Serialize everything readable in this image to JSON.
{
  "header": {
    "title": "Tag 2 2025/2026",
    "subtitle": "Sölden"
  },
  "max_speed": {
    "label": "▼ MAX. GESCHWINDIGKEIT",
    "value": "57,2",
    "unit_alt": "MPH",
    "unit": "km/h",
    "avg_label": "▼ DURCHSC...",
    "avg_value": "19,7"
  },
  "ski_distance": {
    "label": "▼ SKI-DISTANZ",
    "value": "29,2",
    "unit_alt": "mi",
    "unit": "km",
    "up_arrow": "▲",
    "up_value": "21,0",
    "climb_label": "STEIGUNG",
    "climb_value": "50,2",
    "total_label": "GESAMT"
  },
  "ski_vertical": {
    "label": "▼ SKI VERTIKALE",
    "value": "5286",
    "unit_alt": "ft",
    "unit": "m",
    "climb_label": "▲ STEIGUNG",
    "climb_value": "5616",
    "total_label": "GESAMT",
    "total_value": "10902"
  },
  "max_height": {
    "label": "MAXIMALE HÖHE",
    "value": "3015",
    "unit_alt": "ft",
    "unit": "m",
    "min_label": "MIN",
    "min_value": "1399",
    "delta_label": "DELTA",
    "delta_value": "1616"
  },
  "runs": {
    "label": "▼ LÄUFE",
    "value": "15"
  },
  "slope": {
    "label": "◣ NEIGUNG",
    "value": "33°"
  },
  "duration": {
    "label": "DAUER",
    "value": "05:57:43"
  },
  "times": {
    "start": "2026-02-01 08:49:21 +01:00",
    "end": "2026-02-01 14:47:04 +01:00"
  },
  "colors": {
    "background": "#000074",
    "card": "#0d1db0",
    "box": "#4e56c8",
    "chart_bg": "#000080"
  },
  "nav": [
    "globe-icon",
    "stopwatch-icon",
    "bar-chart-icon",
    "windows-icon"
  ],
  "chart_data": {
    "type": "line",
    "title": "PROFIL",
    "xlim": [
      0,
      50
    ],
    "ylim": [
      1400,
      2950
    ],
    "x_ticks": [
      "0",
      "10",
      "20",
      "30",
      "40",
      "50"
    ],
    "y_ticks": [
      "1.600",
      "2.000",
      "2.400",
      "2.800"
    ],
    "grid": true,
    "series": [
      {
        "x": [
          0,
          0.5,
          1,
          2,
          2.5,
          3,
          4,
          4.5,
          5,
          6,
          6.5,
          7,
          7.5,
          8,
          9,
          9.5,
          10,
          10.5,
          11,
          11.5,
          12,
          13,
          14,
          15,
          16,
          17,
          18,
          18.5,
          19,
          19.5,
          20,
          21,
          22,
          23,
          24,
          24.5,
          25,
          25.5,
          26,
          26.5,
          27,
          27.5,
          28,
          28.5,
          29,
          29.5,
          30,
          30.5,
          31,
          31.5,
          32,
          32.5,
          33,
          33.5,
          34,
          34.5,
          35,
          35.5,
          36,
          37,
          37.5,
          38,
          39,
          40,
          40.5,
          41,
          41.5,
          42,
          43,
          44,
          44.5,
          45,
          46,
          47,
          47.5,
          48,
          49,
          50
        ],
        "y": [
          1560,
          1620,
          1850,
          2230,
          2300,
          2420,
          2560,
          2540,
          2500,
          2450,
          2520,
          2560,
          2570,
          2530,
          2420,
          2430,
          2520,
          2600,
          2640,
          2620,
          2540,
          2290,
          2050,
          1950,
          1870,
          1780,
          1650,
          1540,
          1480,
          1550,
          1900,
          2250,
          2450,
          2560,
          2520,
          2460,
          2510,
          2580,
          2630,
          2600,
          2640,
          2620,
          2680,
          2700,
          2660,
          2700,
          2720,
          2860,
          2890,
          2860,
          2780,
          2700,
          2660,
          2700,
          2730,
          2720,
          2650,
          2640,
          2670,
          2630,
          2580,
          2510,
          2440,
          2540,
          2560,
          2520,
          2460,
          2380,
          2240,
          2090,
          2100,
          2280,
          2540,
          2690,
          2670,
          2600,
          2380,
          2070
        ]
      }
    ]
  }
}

▬▬▬▬▬▬▬▬▬▬

*BRIEF*:
Return all the data exactly as given.

*EXERCISE RESULT*:
Serialize everything readable in this image to JSON.
{
  "header": {
    "title": "Tag 2 2025/2026",
    "subtitle": "Sölden"
  },
  "max_speed": {
    "label": "▼ MAX. GESCHWINDIGKEIT",
    "value": "57,2",
    "unit_alt": "MPH",
    "unit": "km/h",
    "avg_label": "▼ DURCHSC...",
    "avg_value": "19,7"
  },
  "ski_distance": {
    "label": "▼ SKI-DISTANZ",
    "value": "29,2",
    "unit_alt": "mi",
    "unit": "km",
    "up_arrow": "▲",
    "up_value": "21,0",
    "climb_label": "STEIGUNG",
    "climb_value": "50,2",
    "total_label": "GESAMT"
  },
  "ski_vertical": {
    "label": "▼ SKI VERTIKALE",
    "value": "5286",
    "unit_alt": "ft",
    "unit": "m",
    "climb_label": "▲ STEIGUNG",
    "climb_value": "5616",
    "total_label": "GESAMT",
    "total_value": "10902"
  },
  "max_height": {
    "label": "MAXIMALE HÖHE",
    "value": "3015",
    "unit_alt": "ft",
    "unit": "m",
    "min_label": "MIN",
    "min_value": "1399",
    "delta_label": "DELTA",
    "delta_value": "1616"
  },
  "runs": {
    "label": "▼ LÄUFE",
    "value": "15"
  },
  "slope": {
    "label": "◣ NEIGUNG",
    "value": "33°"
  },
  "duration": {
    "label": "DAUER",
    "value": "05:57:43"
  },
  "times": {
    "start": "2026-02-01 08:49:21 +01:00",
    "end": "2026-02-01 14:47:04 +01:00"
  },
  "colors": {
    "background": "#000074",
    "card": "#0d1db0",
    "box": "#4e56c8",
    "chart_bg": "#000080"
  },
  "nav": [
    "globe-icon",
    "stopwatch-icon",
    "bar-chart-icon",
    "windows-icon"
  ],
  "chart_data": {
    "type": "line",
    "title": "PROFIL",
    "xlim": [
      0,
      50
    ],
    "ylim": [
      1400,
      2950
    ],
    "x_ticks": [
      "0",
      "10",
      "20",
      "30",
      "40",
      "50"
    ],
    "y_ticks": [
      "1.600",
      "2.000",
      "2.400",
      "2.800"
    ],
    "grid": true,
    "series": [
      {
        "x": [
          0,
          0.5,
          1,
          2,
          2.5,
          3,
          4,
          4.5,
          5,
          6,
          6.5,
          7,
          7.5,
          8,
          9,
          9.5,
          10,
          10.5,
          11,
          11.5,
          12,
          13,
          14,
          15,
          16,
          17,
          18,
          18.5,
          19,
          19.5,
          20,
          21,
          22,
          23,
          24,
          24.5,
          25,
          25.5,
          26,
          26.5,
          27,
          27.5,
          28,
          28.5,
          29,
          29.5,
          30,
          30.5,
          31,
          31.5,
          32,
          32.5,
          33,
          33.5,
          34,
          34.5,
          35,
          35.5,
          36,
          37,
          37.5,
          38,
          39,
          40,
          40.5,
          41,
          41.5,
          42,
          43,
          44,
          44.5,
          45,
          46,
          47,
          47.5,
          48,
          49,
          50
        ],
        "y": [
          1560,
          1620,
          1850,
          2230,
          2300,
          2420,
          2560,
          2540,
          2500,
          2450,
          2520,
          2560,
          2570,
          2530,
          2420,
          2430,
          2520,
          2600,
          2640,
          2620,
          2540,
          2290,
          2050,
          1950,
          1870,
          1780,
          1650,
          1540,
          1480,
          1550,
          1900,
          2250,
          2450,
          2560,
          2520,
          2460,
          2510,
          2580,
          2630,
          2600,
          2640,
          2620,
          2680,
          2700,
          2660,
          2700,
          2720,
          2860,
          2890,
          2860,
          2780,
          2700,
          2660,
          2700,
          2730,
          2720,
          2650,
          2640,
          2670,
          2630,
          2580,
          2510,
          2440,
          2540,
          2560,
          2520,
          2460,
          2380,
          2240,
          2090,
          2100,
          2280,
          2540,
          2690,
          2670,
          2600,
          2380,
          2070
        ]
      }
    ]
  }
}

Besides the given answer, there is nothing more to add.